Written task. Lines from the one containing "What does this" through the last line of the data are to be repeated word for word, both ends included.

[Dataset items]
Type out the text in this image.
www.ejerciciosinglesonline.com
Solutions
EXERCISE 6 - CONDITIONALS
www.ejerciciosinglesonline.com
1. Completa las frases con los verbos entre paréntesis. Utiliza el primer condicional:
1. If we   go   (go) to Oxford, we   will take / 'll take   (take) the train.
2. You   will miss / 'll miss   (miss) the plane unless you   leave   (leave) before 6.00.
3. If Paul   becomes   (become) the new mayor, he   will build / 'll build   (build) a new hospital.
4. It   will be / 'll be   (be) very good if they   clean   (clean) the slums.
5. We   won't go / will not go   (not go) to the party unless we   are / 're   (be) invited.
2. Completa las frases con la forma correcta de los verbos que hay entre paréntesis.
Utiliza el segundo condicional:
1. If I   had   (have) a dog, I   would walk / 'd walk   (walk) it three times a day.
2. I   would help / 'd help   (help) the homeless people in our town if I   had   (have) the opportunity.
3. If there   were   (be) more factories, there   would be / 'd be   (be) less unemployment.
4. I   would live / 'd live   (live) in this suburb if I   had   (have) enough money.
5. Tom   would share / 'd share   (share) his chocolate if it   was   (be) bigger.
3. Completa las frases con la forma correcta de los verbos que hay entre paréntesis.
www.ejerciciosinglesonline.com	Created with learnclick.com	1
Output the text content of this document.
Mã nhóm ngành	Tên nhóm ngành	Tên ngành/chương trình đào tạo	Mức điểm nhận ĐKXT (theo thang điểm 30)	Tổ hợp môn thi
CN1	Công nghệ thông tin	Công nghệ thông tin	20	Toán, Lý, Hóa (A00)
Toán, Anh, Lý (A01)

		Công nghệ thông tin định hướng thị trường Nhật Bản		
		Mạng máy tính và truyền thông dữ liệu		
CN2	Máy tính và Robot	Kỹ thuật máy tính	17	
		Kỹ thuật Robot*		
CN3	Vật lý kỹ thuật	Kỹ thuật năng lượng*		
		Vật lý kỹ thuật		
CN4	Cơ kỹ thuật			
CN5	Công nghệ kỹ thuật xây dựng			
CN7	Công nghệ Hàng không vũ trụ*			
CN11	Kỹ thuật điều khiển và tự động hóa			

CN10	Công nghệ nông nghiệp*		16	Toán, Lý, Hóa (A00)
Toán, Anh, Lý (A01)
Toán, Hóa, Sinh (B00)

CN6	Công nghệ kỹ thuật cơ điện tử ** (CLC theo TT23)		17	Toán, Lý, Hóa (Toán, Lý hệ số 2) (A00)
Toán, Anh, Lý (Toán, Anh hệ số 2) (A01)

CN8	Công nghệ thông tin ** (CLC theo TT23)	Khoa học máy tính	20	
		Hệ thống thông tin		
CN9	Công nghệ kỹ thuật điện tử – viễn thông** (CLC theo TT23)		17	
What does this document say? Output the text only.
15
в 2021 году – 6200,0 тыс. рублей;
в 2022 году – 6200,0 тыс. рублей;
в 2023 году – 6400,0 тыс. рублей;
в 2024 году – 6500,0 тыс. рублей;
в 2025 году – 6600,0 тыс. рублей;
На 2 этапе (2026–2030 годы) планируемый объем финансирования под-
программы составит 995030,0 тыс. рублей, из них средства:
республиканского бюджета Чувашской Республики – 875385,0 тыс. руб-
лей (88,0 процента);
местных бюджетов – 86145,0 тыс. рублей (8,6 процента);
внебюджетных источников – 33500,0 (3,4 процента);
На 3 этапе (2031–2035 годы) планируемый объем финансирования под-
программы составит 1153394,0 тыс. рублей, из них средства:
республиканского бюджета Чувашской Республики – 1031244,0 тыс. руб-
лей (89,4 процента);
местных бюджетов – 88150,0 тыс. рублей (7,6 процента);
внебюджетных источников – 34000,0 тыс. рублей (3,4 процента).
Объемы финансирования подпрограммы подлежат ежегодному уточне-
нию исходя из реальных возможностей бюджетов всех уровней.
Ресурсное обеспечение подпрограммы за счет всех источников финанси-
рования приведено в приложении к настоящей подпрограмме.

Output of the exercise.
What does this document say? Output the text only.
15
в 2021 году – 6200,0 тыс. рублей;
в 2022 году – 6200,0 тыс. рублей;
в 2023 году – 6400,0 тыс. рублей;
в 2024 году – 6500,0 тыс. рублей;
в 2025 году – 6600,0 тыс. рублей;
На 2 этапе (2026–2030 годы) планируемый объем финансирования под-
программы составит 995030,0 тыс. рублей, из них средства:
республиканского бюджета Чувашской Республики – 875385,0 тыс. руб-
лей (88,0 процента);
местных бюджетов – 86145,0 тыс. рублей (8,6 процента);
внебюджетных источников – 33500,0 (3,4 процента);
На 3 этапе (2031–2035 годы) планируемый объем финансирования под-
программы составит 1153394,0 тыс. рублей, из них средства:
республиканского бюджета Чувашской Республики – 1031244,0 тыс. руб-
лей (89,4 процента);
местных бюджетов – 88150,0 тыс. рублей (7,6 процента);
внебюджетных источников – 34000,0 тыс. рублей (3,4 процента).
Объемы финансирования подпрограммы подлежат ежегодному уточне-
нию исходя из реальных возможностей бюджетов всех уровней.
Ресурсное обеспечение подпрограммы за счет всех источников финанси-
рования приведено в приложении к настоящей подпрограмме.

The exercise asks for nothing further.